__Stored records__.
'''
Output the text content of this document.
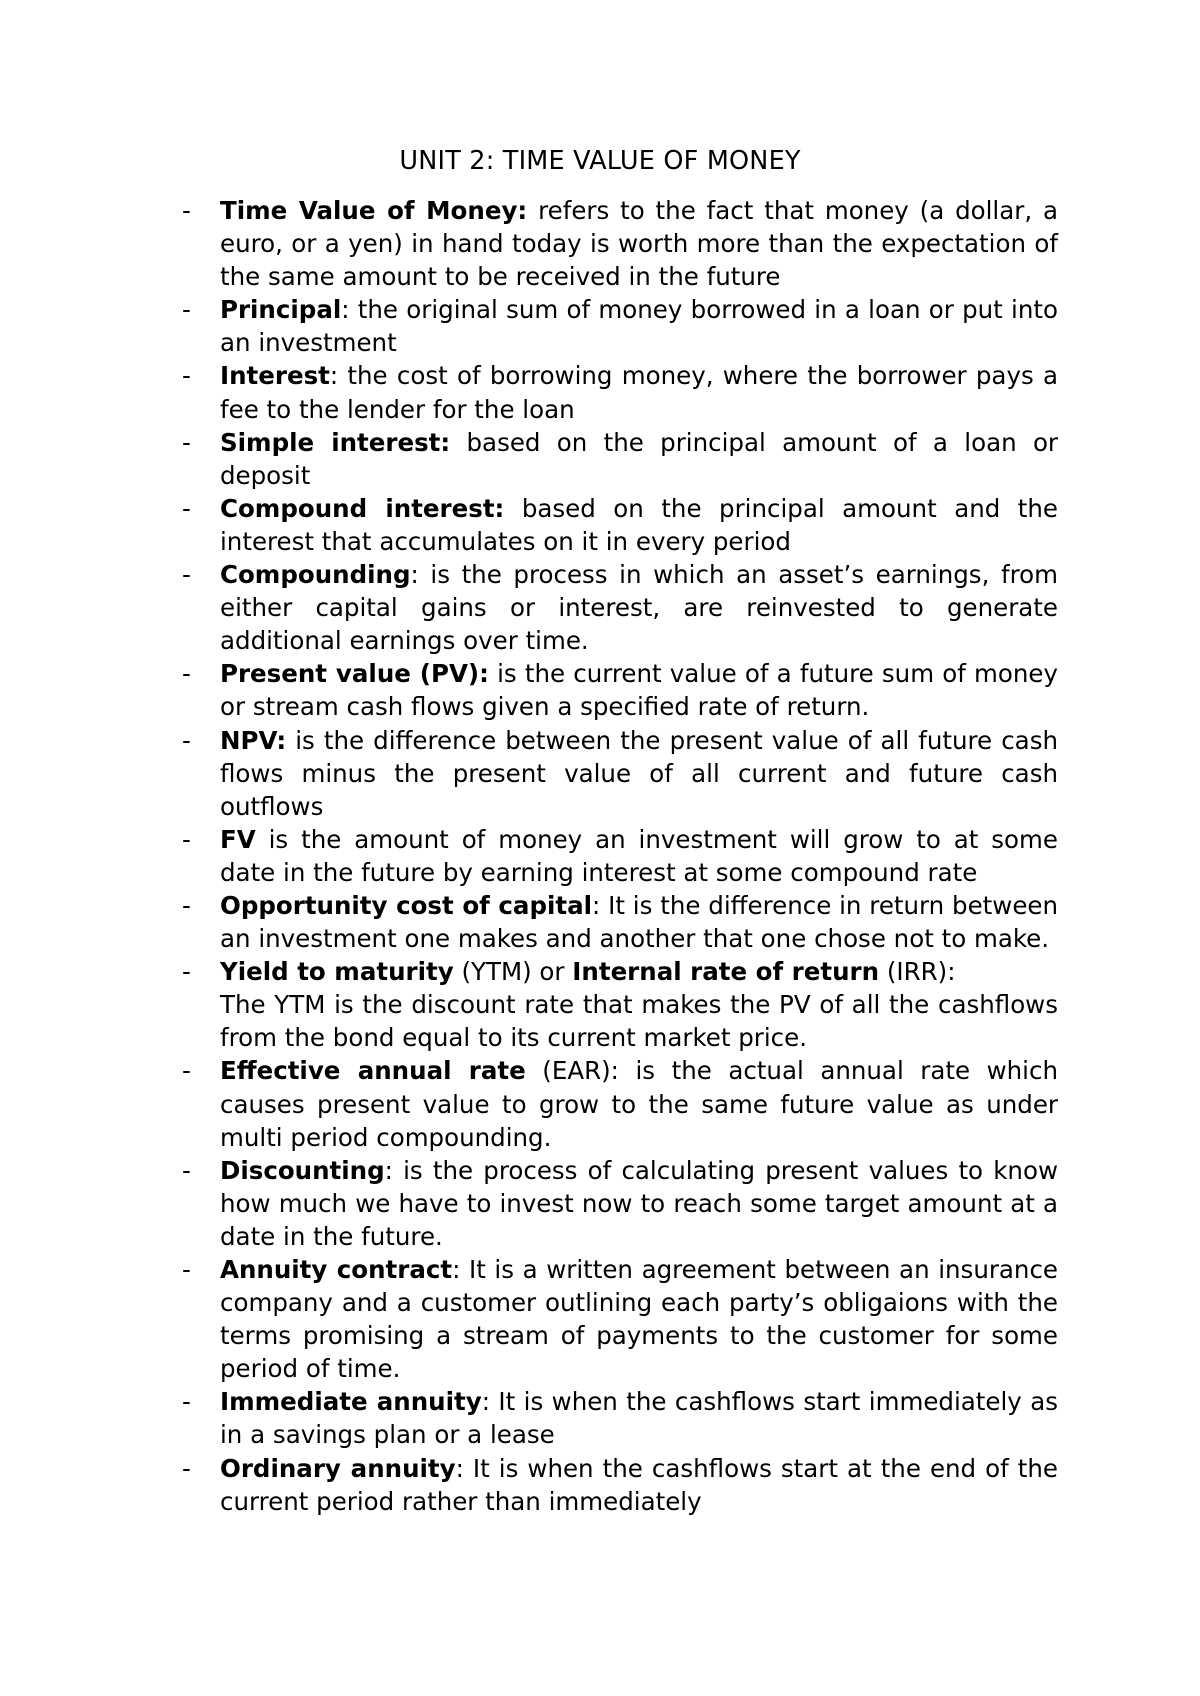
UNIT 2: TIME VALUE OF MONEY
- Time Value of Money: refers to the fact that money (a dollar, a euro, or a yen) in hand today is worth more than the expectation of the same amount to be received in the future
- Principal: the original sum of money borrowed in a loan or put into an investment
- Interest: the cost of borrowing money, where the borrower pays a fee to the lender for the loan
- Simple interest: based on the principal amount of a loan or deposit
- Compound interest: based on the principal amount and the interest that accumulates on it in every period
- Compounding: is the process in which an asset’s earnings, from either capital gains or interest, are reinvested to generate additional earnings over time.
- Present value (PV): is the current value of a future sum of money or stream cash flows given a specified rate of return.
- NPV: is the difference between the present value of all future cash flows minus the present value of all current and future cash outflows
- FV is the amount of money an investment will grow to at some date in the future by earning interest at some compound rate
- Opportunity cost of capital: It is the difference in return between an investment one makes and another that one chose not to make.
- Yield to maturity (YTM) or Internal rate of return (IRR):
The YTM is the discount rate that makes the PV of all the cashflows from the bond equal to its current market price.
- Effective annual rate (EAR): is the actual annual rate which causes present value to grow to the same future value as under multi period compounding.
- Discounting: is the process of calculating present values to know how much we have to invest now to reach some target amount at a date in the future.
- Annuity contract: It is a written agreement between an insurance company and a customer outlining each party’s obligaions with the terms promising a stream of payments to the customer for some period of time.
- Immediate annuity: It is when the cashflows start immediately as in a savings plan or a lease
- Ordinary annuity: It is when the cashflows start at the end of the current period rather than immediately
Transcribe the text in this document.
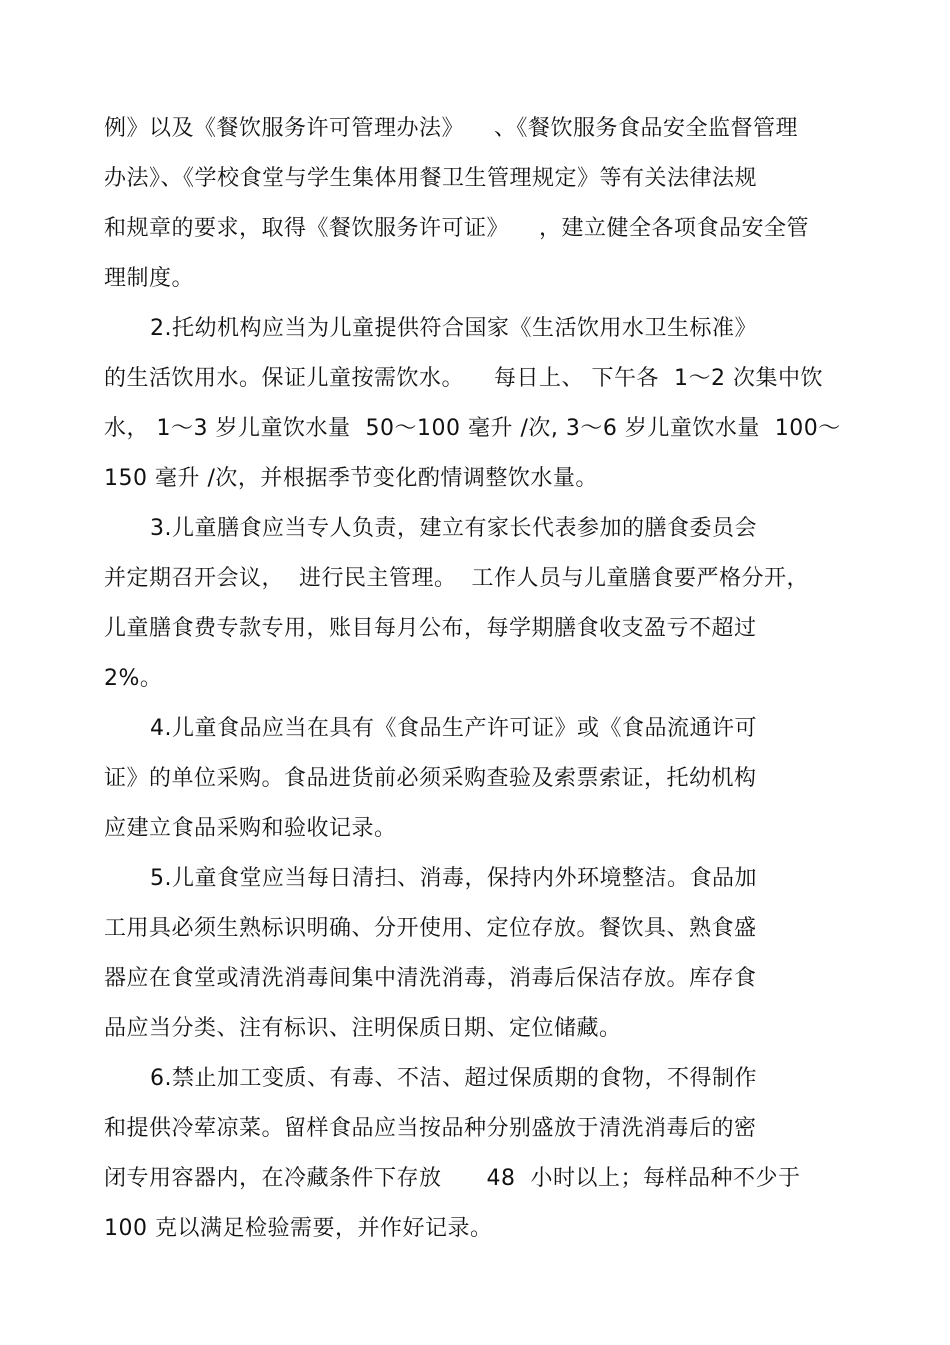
例》以及《餐饮服务许可管理办法》    、《餐饮服务食品安全监督管理
办法》、《学校食堂与学生集体用餐卫生管理规定》等有关法律法规
和规章的要求，取得《餐饮服务许可证》    ，建立健全各项食品安全管
理制度。
2.托幼机构应当为儿童提供符合国家《生活饮用水卫生标准》
的生活饮用水。保证儿童按需饮水。    每日上、 下午各  1～2 次集中饮
水， 1～3 岁儿童饮水量  50～100 毫升 /次, 3～6 岁儿童饮水量  100～
150 毫升 /次，并根据季节变化酌情调整饮水量。
3.儿童膳食应当专人负责，建立有家长代表参加的膳食委员会
并定期召开会议，  进行民主管理。  工作人员与儿童膳食要严格分开，
儿童膳食费专款专用，账目每月公布，每学期膳食收支盈亏不超过
2%。
4.儿童食品应当在具有《食品生产许可证》或《食品流通许可
证》的单位采购。食品进货前必须采购查验及索票索证，托幼机构
应建立食品采购和验收记录。
5.儿童食堂应当每日清扫、消毒，保持内外环境整洁。食品加
工用具必须生熟标识明确、分开使用、定位存放。餐饮具、熟食盛
器应在食堂或清洗消毒间集中清洗消毒，消毒后保洁存放。库存食
品应当分类、注有标识、注明保质日期、定位储藏。
6.禁止加工变质、有毒、不洁、超过保质期的食物，不得制作
和提供冷荤凉菜。留样食品应当按品种分别盛放于清洗消毒后的密
闭专用容器内，在冷藏条件下存放      48  小时以上；每样品种不少于
100 克以满足检验需要，并作好记录。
'''
Reproduce every record word for word. The copy must contain no pictures.

__Result of this exercise__.
Output the text content of this document.
UNIT 2: TIME VALUE OF MONEY
- Time Value of Money: refers to the fact that money (a dollar, a euro, or a yen) in hand today is worth more than the expectation of the same amount to be received in the future
- Principal: the original sum of money borrowed in a loan or put into an investment
- Interest: the cost of borrowing money, where the borrower pays a fee to the lender for the loan
- Simple interest: based on the principal amount of a loan or deposit
- Compound interest: based on the principal amount and the interest that accumulates on it in every period
- Compounding: is the process in which an asset’s earnings, from either capital gains or interest, are reinvested to generate additional earnings over time.
- Present value (PV): is the current value of a future sum of money or stream cash flows given a specified rate of return.
- NPV: is the difference between the present value of all future cash flows minus the present value of all current and future cash outflows
- FV is the amount of money an investment will grow to at some date in the future by earning interest at some compound rate
- Opportunity cost of capital: It is the difference in return between an investment one makes and another that one chose not to make.
- Yield to maturity (YTM) or Internal rate of return (IRR):
The YTM is the discount rate that makes the PV of all the cashflows from the bond equal to its current market price.
- Effective annual rate (EAR): is the actual annual rate which causes present value to grow to the same future value as under multi period compounding.
- Discounting: is the process of calculating present values to know how much we have to invest now to reach some target amount at a date in the future.
- Annuity contract: It is a written agreement between an insurance company and a customer outlining each party’s obligaions with the terms promising a stream of payments to the customer for some period of time.
- Immediate annuity: It is when the cashflows start immediately as in a savings plan or a lease
- Ordinary annuity: It is when the cashflows start at the end of the current period rather than immediately
Transcribe the text in this document.
例》以及《餐饮服务许可管理办法》    、《餐饮服务食品安全监督管理
办法》、《学校食堂与学生集体用餐卫生管理规定》等有关法律法规
和规章的要求，取得《餐饮服务许可证》    ，建立健全各项食品安全管
理制度。
2.托幼机构应当为儿童提供符合国家《生活饮用水卫生标准》
的生活饮用水。保证儿童按需饮水。    每日上、 下午各  1～2 次集中饮
水， 1～3 岁儿童饮水量  50～100 毫升 /次, 3～6 岁儿童饮水量  100～
150 毫升 /次，并根据季节变化酌情调整饮水量。
3.儿童膳食应当专人负责，建立有家长代表参加的膳食委员会
并定期召开会议，  进行民主管理。  工作人员与儿童膳食要严格分开，
儿童膳食费专款专用，账目每月公布，每学期膳食收支盈亏不超过
2%。
4.儿童食品应当在具有《食品生产许可证》或《食品流通许可
证》的单位采购。食品进货前必须采购查验及索票索证，托幼机构
应建立食品采购和验收记录。
5.儿童食堂应当每日清扫、消毒，保持内外环境整洁。食品加
工用具必须生熟标识明确、分开使用、定位存放。餐饮具、熟食盛
器应在食堂或清洗消毒间集中清洗消毒，消毒后保洁存放。库存食
品应当分类、注有标识、注明保质日期、定位储藏。
6.禁止加工变质、有毒、不洁、超过保质期的食物，不得制作
和提供冷荤凉菜。留样食品应当按品种分别盛放于清洗消毒后的密
闭专用容器内，在冷藏条件下存放      48  小时以上；每样品种不少于
100 克以满足检验需要，并作好记录。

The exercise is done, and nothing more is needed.